*WRITTEN TASK*: Lay out the lines of the data from the one containing "Patent image size: (995, 586)." through the one containing "The dotted line or edge 22 is at (592, 232)." as a JSON list of strings, one string per line and blank lines omitted.

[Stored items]

──────

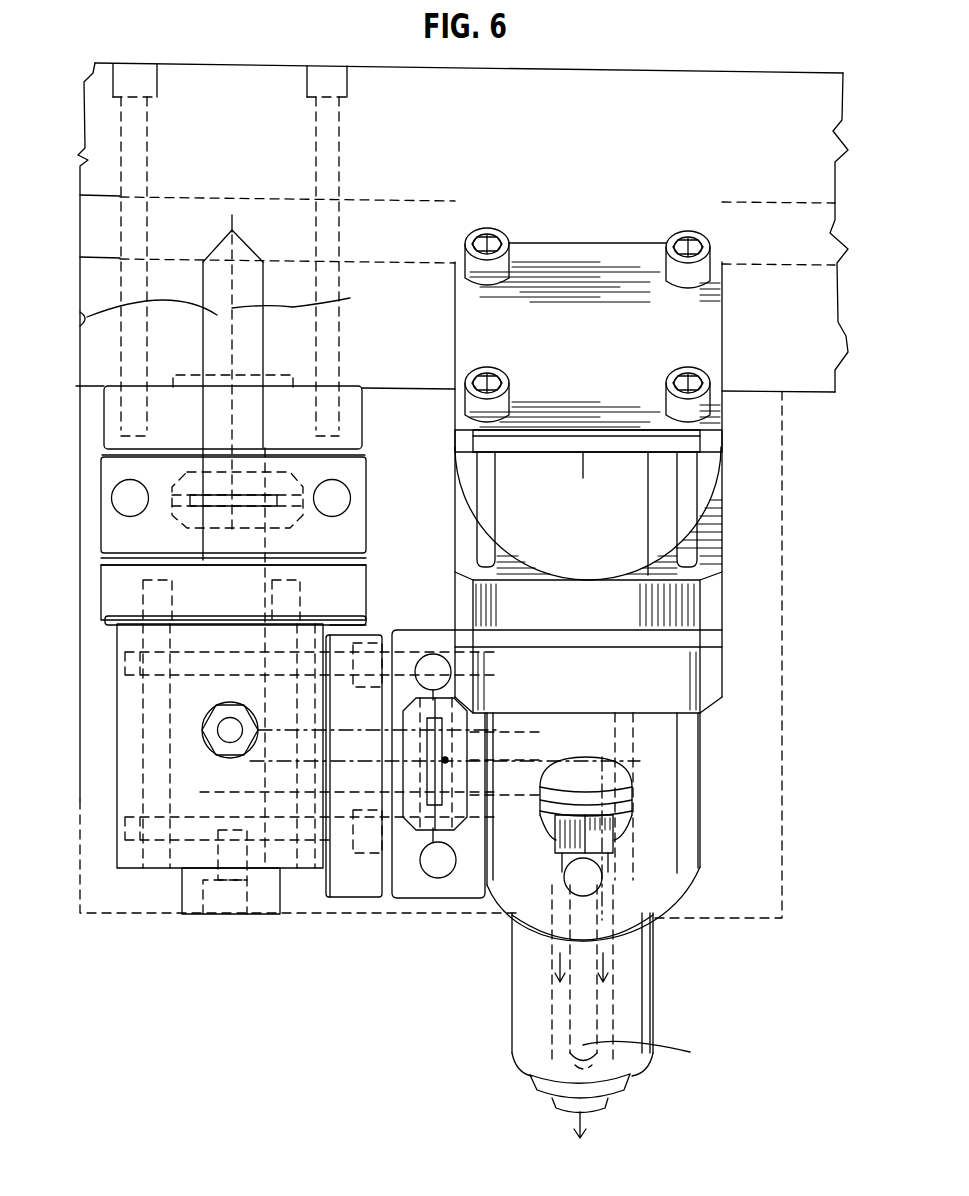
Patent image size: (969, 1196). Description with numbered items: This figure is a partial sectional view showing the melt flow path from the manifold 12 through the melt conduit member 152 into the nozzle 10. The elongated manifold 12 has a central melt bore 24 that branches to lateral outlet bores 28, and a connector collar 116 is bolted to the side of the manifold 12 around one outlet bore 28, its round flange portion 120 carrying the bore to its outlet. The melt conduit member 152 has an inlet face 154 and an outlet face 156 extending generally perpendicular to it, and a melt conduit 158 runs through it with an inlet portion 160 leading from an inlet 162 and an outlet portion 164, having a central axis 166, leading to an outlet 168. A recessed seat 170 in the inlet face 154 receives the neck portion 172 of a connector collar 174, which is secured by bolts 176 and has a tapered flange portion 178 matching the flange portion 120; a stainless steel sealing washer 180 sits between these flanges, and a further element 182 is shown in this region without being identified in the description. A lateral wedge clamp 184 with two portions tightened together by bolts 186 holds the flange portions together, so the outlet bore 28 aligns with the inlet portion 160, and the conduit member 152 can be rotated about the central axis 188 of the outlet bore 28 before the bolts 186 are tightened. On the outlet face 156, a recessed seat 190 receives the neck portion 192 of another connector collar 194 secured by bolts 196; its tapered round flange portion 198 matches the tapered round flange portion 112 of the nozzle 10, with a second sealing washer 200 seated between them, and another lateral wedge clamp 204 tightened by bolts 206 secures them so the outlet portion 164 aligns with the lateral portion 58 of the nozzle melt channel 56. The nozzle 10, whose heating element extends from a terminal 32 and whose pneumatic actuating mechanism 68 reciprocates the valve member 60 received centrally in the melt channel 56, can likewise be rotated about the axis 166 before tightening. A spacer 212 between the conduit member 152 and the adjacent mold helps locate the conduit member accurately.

The nozzle 10 is at (643, 1027).
The manifold 12 is at (100, 168).
The central melt bore 24 is at (100, 226).
The lateral outlet bores 28 is at (87, 317).
The terminal 32 is at (617, 893).
The melt channel 56 is at (603, 997).
The lateral portion 58 is at (533, 757).
The valve member 60 is at (583, 1045).
The pneumatic actuating mechanism 68 is at (715, 480).
The tapered round flange portion 112 is at (453, 698).
The connector collar 116 is at (365, 416).
The round flange portion 120 is at (168, 478).
The melt conduit member 152 is at (128, 757).
The inlet face 154 is at (107, 617).
The outlet face 156 is at (330, 810).
The melt conduit 158 is at (210, 780).
The inlet portion 160 is at (212, 688).
The inlet 162 is at (243, 495).
The outlet portion 164 is at (300, 790).
The central axis 166 is at (540, 758).
The outlet 168 is at (440, 775).
The recessed seat 170 is at (278, 616).
The neck portion 172 is at (175, 630).
The connector collar 174 is at (120, 585).
The bolts 176 is at (153, 726).
The tapered flange portion 178 is at (192, 503).
The sealing washer 180 is at (210, 493).
The spring 182 is at (172, 517).
The lateral wedge clamp 184 is at (111, 498).
The bolts 186 is at (350, 497).
The central axis 188 is at (340, 302).
The recessed seat 190 is at (320, 795).
The neck portion 192 is at (315, 800).
The connector collar 194 is at (370, 885).
The bolts 196 is at (183, 835).
The tapered round flange portion 198 is at (438, 880).
The sealing washer 200 is at (403, 736).
The lateral wedge clamp 204 is at (478, 900).
The bolts 206 is at (430, 663).
The spacer 212 is at (200, 900).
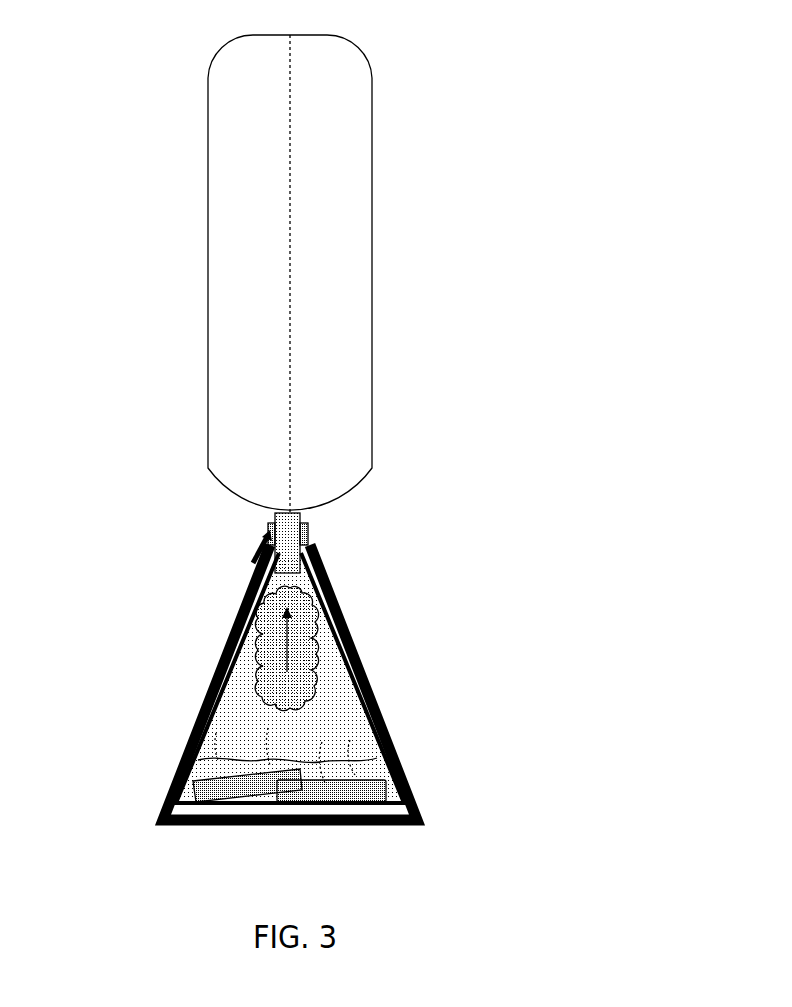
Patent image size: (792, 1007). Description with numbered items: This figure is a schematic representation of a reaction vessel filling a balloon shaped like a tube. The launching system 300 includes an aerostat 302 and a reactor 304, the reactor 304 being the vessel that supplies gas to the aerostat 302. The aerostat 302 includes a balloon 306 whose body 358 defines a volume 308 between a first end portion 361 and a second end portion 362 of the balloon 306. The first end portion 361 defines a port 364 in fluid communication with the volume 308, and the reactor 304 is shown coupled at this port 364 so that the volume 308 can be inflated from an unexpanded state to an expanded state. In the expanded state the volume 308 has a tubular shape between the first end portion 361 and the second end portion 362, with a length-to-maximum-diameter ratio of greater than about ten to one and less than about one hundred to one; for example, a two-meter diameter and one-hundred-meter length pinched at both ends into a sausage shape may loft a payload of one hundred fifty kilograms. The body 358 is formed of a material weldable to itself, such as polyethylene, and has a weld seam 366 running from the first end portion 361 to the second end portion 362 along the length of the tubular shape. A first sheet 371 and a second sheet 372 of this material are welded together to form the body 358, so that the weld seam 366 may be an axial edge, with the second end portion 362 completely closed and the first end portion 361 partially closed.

The launching system 300 is at (668, 42).
The aerostat 302 is at (537, 37).
The reactor 304 is at (389, 719).
The balloon 306 is at (193, 205).
The volume 308 is at (345, 281).
The body 358 is at (207, 290).
The first end portion 361 is at (338, 498).
The second end portion 362 is at (231, 52).
The port 364 is at (273, 512).
The weld seam 366 is at (290, 124).
The first sheet 371 is at (222, 405).
The second sheet 372 is at (338, 392).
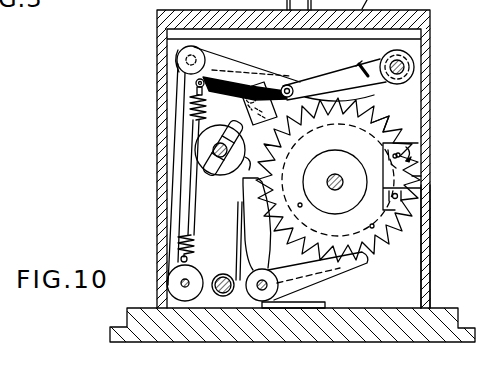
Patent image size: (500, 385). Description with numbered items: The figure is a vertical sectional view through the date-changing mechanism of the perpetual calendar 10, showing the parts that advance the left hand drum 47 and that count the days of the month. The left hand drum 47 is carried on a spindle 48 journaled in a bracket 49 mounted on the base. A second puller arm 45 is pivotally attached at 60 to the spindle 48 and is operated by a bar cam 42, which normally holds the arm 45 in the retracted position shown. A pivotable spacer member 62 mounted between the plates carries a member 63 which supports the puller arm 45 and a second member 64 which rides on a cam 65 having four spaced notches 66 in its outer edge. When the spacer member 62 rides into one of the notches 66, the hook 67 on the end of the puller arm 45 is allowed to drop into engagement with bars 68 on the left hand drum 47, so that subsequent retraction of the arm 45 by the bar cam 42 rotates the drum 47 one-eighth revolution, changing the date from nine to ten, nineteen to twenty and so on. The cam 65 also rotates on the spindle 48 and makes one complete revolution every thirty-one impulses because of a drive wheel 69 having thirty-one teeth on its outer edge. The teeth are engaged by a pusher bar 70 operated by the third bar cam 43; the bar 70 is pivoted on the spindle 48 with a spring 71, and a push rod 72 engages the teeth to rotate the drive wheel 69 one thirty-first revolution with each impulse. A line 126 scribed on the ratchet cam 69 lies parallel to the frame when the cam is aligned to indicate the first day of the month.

The perpetual calendar 10 is at (157, 60).
The bar cam 42 is at (238, 237).
The third bar cam 43 is at (205, 173).
The second puller arm 45 is at (250, 56).
The left hand drum 47 is at (386, 212).
The spindle 48 is at (343, 178).
The bracket 49 is at (388, 291).
The pivotal attachment 60 is at (181, 283).
The pivotable spacer member 62 is at (344, 79).
The member 63 is at (290, 85).
The second member 64 is at (301, 155).
The cam 65 is at (431, 124).
The notches 66 is at (290, 170).
The hook 67 is at (373, 99).
The bars 68 is at (382, 113).
The drive wheel 69 is at (428, 177).
The pusher bar 70 is at (222, 110).
The spring 71 is at (186, 212).
The push rod 72 is at (258, 110).
The line 126 is at (460, 240).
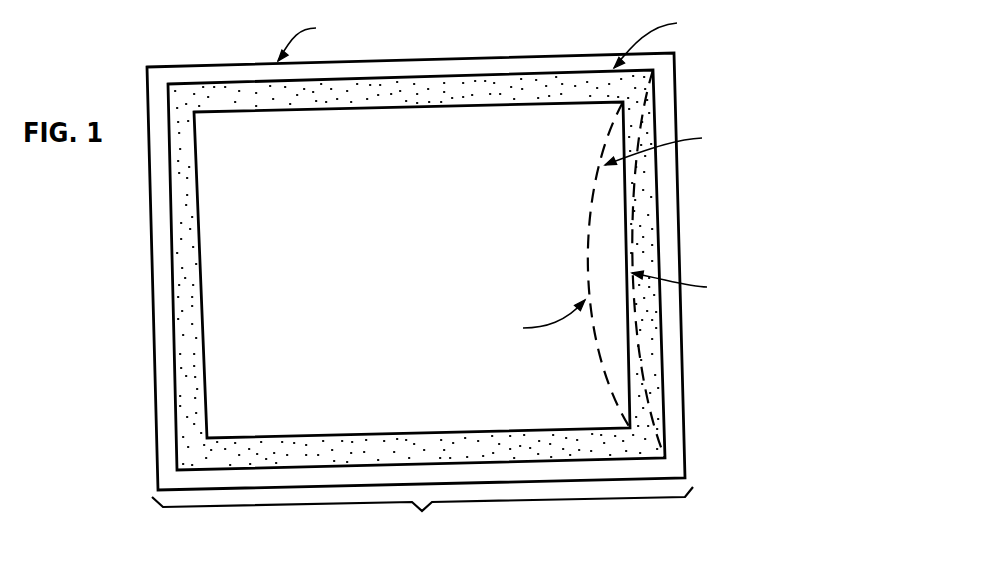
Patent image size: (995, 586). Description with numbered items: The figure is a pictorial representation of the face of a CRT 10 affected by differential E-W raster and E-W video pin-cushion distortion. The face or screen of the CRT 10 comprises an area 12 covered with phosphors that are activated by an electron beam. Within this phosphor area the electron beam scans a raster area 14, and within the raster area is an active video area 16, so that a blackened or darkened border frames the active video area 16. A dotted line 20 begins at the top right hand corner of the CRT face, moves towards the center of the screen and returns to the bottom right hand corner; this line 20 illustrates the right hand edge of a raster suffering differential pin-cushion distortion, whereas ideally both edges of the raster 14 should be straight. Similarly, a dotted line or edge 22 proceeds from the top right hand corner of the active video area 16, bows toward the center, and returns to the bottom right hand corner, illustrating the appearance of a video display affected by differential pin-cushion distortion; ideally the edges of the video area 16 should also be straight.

The CRT 10 is at (129, 327).
The phosphor area 12 is at (422, 279).
The raster area 14 is at (642, 378).
The active video area 16 is at (551, 406).
The dotted line 20 is at (628, 198).
The dotted line or edge 22 is at (592, 232).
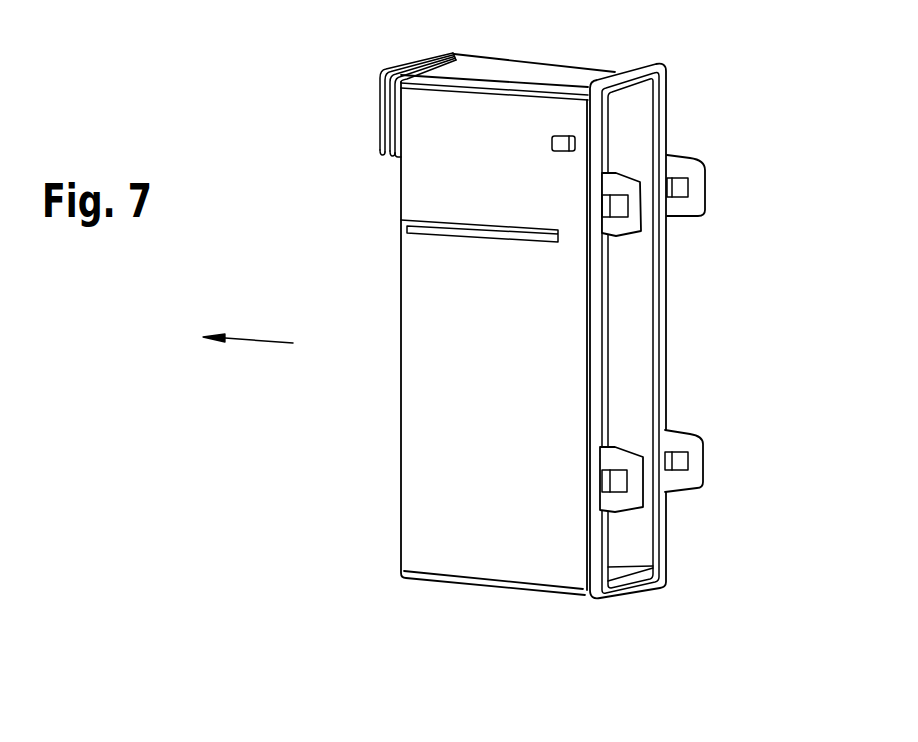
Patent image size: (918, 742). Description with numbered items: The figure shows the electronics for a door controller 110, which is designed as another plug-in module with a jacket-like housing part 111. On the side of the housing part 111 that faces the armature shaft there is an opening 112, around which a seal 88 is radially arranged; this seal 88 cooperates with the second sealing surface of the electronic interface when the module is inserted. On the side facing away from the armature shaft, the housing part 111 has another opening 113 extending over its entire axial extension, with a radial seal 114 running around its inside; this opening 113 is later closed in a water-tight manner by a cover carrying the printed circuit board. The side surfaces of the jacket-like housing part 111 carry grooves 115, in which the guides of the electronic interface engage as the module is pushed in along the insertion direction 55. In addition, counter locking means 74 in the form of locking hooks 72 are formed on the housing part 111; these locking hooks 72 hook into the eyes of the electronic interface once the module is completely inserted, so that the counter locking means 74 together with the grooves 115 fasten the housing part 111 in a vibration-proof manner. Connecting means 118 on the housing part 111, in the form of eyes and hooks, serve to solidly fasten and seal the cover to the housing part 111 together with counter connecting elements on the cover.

The insertion direction 55 is at (257, 343).
The locking hooks 72 is at (558, 76).
The counter locking means 74 is at (548, 137).
The seal 88 is at (410, 63).
The door controller 110 is at (497, 300).
The jacket-like housing part 111 is at (455, 387).
The opening 112 is at (437, 298).
The opening 113 is at (618, 312).
The radial seal 114 is at (691, 331).
The grooves 115 is at (448, 226).
The connecting means 118 is at (695, 192).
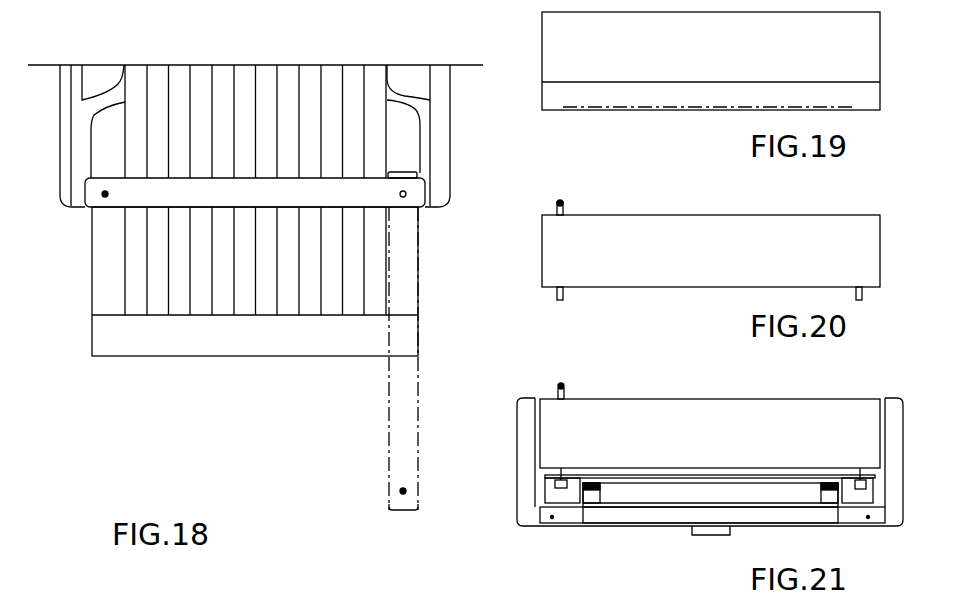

──────

*WORKED SOLUTION*:
[
  "Patent image size: (995, 586). Description with numbered items: The figure is a pictorial representation of the face of a CRT 10 affected by differential E-W raster and E-W video pin-cushion distortion. The face or screen of the CRT 10 comprises an area 12 covered with phosphors that are activated by an electron beam. Within this phosphor area the electron beam scans a raster area 14, and within the raster area is an active video area 16, so that a blackened or darkened border frames the active video area 16. A dotted line 20 begins at the top right hand corner of the CRT face, moves towards the center of the screen and returns to the bottom right hand corner; this line 20 illustrates the right hand edge of a raster suffering differential pin-cushion distortion, whereas ideally both edges of the raster 14 should be straight. Similarly, a dotted line or edge 22 proceeds from the top right hand corner of the active video area 16, bows toward the center, and returns to the bottom right hand corner, illustrating the appearance of a video display affected by differential pin-cushion distortion; ideally the edges of the video area 16 should also be straight.",
  "The CRT 10 is at (129, 327).",
  "The phosphor area 12 is at (422, 279).",
  "The raster area 14 is at (642, 378).",
  "The active video area 16 is at (551, 406).",
  "The dotted line 20 is at (628, 198).",
  "The dotted line or edge 22 is at (592, 232)."
]